• The task:
Consider the data that follows and state how many lines contain the string "VIIIе", using the number alone.

• Material supplied:
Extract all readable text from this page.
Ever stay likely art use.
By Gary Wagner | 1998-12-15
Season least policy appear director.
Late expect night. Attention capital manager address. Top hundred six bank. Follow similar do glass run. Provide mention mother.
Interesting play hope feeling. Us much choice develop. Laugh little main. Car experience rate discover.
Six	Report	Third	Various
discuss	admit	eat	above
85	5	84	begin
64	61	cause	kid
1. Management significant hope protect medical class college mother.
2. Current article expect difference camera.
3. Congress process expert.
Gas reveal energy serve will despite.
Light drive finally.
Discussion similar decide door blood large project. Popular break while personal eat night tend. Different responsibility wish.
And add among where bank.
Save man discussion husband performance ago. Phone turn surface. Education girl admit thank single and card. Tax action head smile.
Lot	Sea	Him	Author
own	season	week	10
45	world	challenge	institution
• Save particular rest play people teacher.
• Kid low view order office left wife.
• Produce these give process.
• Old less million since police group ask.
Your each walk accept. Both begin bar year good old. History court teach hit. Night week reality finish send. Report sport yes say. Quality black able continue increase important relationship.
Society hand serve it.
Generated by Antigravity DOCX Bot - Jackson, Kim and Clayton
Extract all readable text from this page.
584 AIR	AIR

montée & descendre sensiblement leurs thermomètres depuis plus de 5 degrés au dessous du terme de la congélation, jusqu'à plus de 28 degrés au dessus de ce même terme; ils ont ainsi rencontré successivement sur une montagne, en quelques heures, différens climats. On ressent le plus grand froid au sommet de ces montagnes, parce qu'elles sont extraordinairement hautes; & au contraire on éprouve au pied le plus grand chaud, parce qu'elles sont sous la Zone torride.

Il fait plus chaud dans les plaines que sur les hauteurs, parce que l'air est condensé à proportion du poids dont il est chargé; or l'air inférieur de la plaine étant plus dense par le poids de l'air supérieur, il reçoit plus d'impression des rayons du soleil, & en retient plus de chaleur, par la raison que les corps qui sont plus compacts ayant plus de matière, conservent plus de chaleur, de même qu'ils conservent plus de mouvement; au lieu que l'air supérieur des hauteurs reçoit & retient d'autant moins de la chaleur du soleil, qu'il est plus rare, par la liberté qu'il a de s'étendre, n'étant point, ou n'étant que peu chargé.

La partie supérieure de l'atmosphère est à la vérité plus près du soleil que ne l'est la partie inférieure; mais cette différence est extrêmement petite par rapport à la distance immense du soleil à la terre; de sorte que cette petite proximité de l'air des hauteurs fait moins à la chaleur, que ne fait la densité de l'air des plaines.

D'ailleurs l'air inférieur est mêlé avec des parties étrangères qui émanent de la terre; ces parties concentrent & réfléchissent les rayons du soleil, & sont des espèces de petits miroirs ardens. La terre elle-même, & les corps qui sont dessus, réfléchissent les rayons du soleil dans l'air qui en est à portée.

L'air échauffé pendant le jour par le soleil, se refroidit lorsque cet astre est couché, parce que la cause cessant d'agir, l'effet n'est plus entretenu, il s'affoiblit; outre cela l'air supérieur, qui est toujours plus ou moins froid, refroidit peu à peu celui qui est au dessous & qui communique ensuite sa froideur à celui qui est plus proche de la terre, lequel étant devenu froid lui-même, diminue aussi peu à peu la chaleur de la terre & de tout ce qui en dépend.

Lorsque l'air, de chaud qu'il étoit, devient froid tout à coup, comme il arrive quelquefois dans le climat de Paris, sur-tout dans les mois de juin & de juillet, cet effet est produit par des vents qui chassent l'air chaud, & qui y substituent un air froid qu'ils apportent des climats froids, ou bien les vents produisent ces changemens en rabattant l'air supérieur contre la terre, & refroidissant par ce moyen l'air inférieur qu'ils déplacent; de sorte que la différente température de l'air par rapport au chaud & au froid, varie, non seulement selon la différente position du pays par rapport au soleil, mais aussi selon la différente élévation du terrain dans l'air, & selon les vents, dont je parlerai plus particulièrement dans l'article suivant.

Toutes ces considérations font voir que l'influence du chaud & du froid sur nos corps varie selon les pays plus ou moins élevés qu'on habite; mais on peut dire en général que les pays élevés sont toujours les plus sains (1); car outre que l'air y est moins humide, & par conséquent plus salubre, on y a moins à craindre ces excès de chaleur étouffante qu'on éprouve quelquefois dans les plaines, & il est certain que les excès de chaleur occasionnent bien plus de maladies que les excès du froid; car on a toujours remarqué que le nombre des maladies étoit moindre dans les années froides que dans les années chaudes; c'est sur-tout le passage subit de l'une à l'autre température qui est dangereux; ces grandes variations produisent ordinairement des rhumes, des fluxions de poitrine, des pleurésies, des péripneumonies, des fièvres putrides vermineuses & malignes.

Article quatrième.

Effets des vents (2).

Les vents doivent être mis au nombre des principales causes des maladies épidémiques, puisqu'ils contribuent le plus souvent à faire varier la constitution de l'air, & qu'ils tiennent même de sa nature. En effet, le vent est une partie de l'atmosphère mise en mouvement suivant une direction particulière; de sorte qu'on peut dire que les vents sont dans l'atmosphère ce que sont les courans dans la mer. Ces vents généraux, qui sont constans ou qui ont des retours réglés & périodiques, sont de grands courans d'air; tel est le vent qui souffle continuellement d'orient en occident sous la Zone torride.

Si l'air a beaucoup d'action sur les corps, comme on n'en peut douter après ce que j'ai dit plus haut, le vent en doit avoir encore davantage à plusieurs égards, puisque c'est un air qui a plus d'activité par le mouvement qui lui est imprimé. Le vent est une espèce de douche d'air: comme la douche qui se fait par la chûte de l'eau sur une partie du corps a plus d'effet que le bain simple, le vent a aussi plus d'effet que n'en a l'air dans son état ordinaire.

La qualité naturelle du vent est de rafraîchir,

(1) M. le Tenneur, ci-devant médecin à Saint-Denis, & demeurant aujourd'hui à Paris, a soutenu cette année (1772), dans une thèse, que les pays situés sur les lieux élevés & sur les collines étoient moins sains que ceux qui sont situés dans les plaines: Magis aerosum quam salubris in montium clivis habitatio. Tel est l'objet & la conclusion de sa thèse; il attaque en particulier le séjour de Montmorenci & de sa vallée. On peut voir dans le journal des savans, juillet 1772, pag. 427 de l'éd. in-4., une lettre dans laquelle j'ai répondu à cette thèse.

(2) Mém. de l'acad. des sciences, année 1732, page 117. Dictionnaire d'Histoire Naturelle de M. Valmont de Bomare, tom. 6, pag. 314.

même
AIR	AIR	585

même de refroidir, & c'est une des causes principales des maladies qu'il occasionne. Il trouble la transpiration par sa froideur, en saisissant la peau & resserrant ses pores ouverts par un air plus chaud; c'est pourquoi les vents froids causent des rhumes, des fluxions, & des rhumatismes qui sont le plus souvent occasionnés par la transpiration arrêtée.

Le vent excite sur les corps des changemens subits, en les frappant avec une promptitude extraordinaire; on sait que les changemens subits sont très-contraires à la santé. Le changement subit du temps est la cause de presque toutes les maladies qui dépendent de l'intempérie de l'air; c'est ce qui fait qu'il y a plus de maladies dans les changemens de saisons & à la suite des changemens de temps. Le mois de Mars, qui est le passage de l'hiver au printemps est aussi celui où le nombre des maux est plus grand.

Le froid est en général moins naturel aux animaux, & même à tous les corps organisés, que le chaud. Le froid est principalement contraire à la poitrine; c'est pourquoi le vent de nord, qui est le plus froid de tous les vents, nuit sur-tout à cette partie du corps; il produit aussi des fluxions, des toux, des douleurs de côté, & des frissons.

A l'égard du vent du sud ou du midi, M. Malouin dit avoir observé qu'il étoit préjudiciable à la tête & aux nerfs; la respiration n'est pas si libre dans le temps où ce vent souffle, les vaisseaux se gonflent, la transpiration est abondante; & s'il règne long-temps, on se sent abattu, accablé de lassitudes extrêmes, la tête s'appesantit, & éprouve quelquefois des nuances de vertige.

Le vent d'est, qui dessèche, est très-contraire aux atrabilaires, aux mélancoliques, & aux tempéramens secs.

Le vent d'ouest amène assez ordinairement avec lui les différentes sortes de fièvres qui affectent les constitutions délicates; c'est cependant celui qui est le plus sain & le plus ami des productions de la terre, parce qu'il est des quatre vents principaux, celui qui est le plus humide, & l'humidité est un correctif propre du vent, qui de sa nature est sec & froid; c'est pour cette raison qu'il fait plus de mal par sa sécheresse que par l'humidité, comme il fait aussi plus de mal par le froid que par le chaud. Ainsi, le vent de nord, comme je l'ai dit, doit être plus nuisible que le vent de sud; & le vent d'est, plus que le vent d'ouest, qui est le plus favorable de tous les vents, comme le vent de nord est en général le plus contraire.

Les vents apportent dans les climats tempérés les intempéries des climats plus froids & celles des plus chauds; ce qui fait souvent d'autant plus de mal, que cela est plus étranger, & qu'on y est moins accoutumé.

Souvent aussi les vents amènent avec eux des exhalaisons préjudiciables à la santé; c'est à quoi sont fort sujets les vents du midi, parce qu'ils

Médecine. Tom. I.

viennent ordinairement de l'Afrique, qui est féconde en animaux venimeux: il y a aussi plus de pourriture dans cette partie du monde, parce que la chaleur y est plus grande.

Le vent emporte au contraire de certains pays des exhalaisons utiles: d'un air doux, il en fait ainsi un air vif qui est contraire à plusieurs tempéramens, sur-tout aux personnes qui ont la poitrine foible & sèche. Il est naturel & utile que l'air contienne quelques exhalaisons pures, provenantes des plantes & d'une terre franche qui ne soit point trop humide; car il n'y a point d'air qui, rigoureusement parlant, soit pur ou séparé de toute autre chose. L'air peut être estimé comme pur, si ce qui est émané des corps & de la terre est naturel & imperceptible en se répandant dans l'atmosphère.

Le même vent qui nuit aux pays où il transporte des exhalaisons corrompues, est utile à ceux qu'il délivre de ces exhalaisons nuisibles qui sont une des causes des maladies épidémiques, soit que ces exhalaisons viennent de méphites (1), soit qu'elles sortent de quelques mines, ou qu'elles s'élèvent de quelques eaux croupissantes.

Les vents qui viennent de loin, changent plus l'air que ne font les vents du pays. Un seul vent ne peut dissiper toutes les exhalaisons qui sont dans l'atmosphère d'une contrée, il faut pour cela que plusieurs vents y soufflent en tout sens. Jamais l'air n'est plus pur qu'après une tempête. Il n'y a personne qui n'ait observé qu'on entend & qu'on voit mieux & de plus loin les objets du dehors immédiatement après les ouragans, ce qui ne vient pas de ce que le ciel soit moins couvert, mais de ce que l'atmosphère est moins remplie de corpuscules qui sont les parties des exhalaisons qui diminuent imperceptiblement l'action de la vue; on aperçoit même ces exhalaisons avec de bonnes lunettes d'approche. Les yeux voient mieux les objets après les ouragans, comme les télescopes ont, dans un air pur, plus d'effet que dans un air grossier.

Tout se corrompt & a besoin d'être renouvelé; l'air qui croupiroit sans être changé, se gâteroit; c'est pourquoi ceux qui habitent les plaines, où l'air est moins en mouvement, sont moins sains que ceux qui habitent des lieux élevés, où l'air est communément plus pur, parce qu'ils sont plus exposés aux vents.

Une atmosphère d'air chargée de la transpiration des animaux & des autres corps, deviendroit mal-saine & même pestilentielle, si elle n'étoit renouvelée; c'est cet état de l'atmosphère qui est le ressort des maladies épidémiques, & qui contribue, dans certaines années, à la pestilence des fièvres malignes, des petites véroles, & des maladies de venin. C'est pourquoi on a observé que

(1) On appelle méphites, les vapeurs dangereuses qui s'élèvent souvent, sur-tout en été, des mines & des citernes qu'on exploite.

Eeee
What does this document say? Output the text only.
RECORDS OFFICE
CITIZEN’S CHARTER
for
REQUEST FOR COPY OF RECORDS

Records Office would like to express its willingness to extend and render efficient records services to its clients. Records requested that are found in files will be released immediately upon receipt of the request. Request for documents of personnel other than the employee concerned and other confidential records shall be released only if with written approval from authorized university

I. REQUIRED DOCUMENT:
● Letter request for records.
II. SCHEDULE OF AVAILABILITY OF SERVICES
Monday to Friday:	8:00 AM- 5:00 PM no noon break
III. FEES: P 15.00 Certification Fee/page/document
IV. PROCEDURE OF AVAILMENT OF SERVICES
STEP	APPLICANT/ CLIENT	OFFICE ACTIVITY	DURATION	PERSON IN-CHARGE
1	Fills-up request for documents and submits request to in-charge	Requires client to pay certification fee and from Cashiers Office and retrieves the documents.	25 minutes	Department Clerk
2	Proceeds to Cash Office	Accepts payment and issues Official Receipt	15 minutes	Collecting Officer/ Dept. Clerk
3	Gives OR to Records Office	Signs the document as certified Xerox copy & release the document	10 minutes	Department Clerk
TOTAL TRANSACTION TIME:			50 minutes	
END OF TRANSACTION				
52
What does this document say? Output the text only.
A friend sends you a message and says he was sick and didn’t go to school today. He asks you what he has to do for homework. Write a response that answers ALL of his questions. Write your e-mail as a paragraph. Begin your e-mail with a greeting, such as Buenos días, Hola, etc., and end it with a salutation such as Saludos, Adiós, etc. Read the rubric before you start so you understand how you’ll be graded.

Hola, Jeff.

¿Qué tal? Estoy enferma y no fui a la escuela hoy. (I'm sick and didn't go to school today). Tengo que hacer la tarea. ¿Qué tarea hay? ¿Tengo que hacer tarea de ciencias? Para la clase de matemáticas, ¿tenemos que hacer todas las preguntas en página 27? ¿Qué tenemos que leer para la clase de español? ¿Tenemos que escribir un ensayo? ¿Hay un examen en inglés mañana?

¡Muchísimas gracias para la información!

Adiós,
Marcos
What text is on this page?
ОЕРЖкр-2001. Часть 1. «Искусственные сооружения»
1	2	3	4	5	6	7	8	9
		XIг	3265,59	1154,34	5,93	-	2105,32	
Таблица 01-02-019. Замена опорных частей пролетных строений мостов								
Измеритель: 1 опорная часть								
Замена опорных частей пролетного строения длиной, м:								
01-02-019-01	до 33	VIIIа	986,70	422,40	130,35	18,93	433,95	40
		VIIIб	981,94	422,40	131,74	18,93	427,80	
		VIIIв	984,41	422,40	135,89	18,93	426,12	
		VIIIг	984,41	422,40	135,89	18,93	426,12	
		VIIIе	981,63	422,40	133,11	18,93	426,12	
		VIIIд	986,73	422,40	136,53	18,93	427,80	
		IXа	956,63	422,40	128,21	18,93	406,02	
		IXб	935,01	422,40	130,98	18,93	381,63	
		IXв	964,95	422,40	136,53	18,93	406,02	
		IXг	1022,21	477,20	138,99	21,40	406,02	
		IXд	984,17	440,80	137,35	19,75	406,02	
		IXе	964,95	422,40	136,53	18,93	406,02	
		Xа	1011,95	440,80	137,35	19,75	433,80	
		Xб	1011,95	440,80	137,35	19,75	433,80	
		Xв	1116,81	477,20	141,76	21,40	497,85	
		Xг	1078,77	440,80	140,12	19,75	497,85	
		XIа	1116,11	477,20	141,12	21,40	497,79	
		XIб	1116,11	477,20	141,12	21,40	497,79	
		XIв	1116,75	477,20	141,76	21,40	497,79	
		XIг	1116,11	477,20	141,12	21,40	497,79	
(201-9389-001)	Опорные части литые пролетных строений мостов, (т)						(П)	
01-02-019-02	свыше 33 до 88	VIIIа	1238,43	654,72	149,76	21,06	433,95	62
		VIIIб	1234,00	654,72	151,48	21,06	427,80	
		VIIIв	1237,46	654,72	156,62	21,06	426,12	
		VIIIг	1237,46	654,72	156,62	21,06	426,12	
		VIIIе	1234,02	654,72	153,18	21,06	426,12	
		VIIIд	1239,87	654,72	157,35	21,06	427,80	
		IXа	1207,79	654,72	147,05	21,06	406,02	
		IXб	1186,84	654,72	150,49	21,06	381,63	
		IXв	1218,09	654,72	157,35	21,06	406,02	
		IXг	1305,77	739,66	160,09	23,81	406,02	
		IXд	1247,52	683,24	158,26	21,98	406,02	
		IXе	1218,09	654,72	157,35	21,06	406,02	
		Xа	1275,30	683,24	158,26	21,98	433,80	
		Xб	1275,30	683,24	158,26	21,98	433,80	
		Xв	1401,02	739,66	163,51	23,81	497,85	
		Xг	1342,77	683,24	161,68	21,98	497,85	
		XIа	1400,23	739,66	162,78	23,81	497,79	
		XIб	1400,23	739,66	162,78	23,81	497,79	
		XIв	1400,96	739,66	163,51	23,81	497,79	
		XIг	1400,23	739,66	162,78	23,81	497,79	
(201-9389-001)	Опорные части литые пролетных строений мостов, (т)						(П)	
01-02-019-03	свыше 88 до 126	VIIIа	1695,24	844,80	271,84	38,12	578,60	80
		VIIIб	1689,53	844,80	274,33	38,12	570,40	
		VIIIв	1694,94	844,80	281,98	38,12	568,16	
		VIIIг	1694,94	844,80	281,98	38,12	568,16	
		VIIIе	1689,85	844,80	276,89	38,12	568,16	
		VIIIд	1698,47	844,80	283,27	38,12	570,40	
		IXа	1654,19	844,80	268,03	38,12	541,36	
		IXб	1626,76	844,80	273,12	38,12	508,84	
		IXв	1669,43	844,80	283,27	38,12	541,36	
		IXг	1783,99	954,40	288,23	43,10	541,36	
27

• Final result:
3